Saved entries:

+++

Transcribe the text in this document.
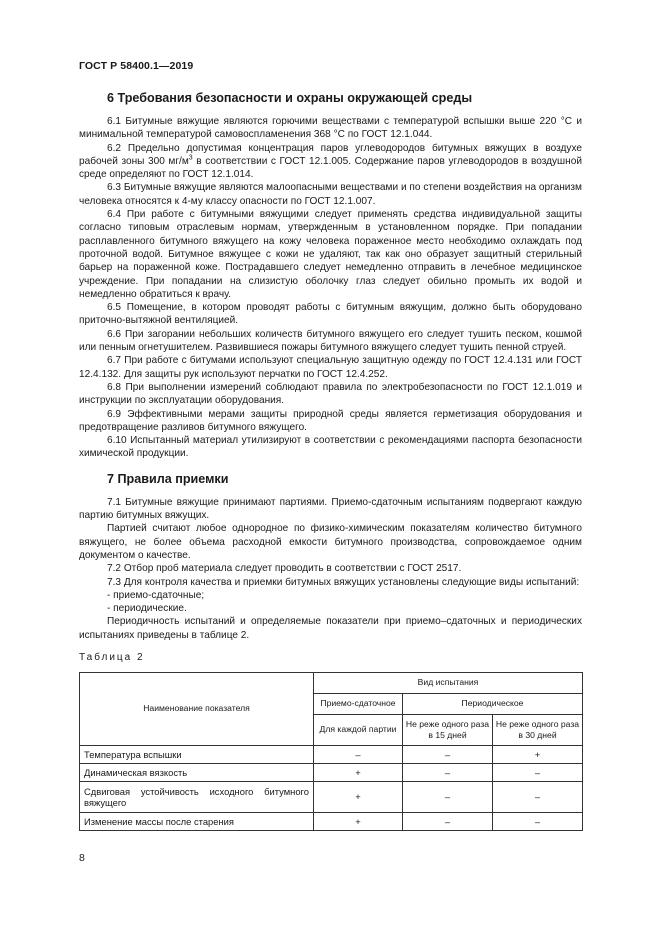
ГОСТ Р 58400.1—2019
6 Требования безопасности и охраны окружающей среды

6.1 Битумные вяжущие являются горючими веществами с температурой вспышки выше 220 °С и минимальной температурой самовоспламенения 368 °С по ГОСТ 12.1.044.

6.2 Предельно допустимая концентрация паров углеводородов битумных вяжущих в воздухе рабочей зоны 300 $мг/м^3$ в соответствии с ГОСТ 12.1.005. Содержание паров углеводородов в воздушной среде определяют по ГОСТ 12.1.014.

6.3 Битумные вяжущие являются малоопасными веществами и по степени воздействия на организм человека относятся к 4-му классу опасности по ГОСТ 12.1.007.

6.4 При работе с битумными вяжущими следует применять средства индивидуальной защиты согласно типовым отраслевым нормам, утвержденным в установленном порядке. При попадании расплавленного битумного вяжущего на кожу человека пораженное место необходимо охлаждать под проточной водой. Битумное вяжущее с кожи не удаляют, так как оно образует защитный стерильный барьер на пораженной коже. Пострадавшего следует немедленно отправить в лечебное медицинское учреждение. При попадании на слизистую оболочку глаз следует обильно промыть их водой и немедленно обратиться к врачу.

6.5 Помещение, в котором проводят работы с битумным вяжущим, должно быть оборудовано приточно-вытяжной вентиляцией.

6.6 При загорании небольших количеств битумного вяжущего его следует тушить песком, кошмой или пенным огнетушителем. Развившиеся пожары битумного вяжущего следует тушить пенной струей.

6.7 При работе с битумами используют специальную защитную одежду по ГОСТ 12.4.131 или ГОСТ 12.4.132. Для защиты рук используют перчатки по ГОСТ 12.4.252.

6.8 При выполнении измерений соблюдают правила по электробезопасности по ГОСТ 12.1.019 и инструкции по эксплуатации оборудования.

6.9 Эффективными мерами защиты природной среды является герметизация оборудования и предотвращение разливов битумного вяжущего.

6.10 Испытанный материал утилизируют в соответствии с рекомендациями паспорта безопасности химической продукции.

7 Правила приемки

7.1 Битумные вяжущие принимают партиями. Приемо-сдаточным испытаниям подвергают каждую партию битумных вяжущих.

Партией считают любое однородное по физико-химическим показателям количество битумного вяжущего, не более объема расходной емкости битумного производства, сопровождаемое одним документом о качестве.

7.2 Отбор проб материала следует проводить в соответствии с ГОСТ 2517.

7.3 Для контроля качества и приемки битумных вяжущих установлены следующие виды испытаний:

- приемо-сдаточные;

- периодические.

Периодичность испытаний и определяемые показатели при приемо–сдаточных и периодических испытаниях приведены в таблице 2.

Таблица 2
Наименование показателя	Вид испытания		
	Приемо-сдаточное	Периодическое	
	Для каждой партии	Не реже одного раза в 15 дней	Не реже одного раза в 30 дней
Температура вспышки	–	–	+
Динамическая вязкость	+	–	–
Сдвиговая устойчивость исходного битумного вяжущего	+	–	–
Изменение массы после старения	+	–	–
8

+++

**Brief**
Find the word "оборудования" in the data and copy out each line where it turns up.

**Response**
6.8 При выполнении измерений соблюдают правила по электробезопасности по ГОСТ 12.1.019 и инструкции по эксплуатации оборудования.
6.9 Эффективными мерами защиты природной среды является герметизация оборудования и предотвращение разливов битумного вяжущего.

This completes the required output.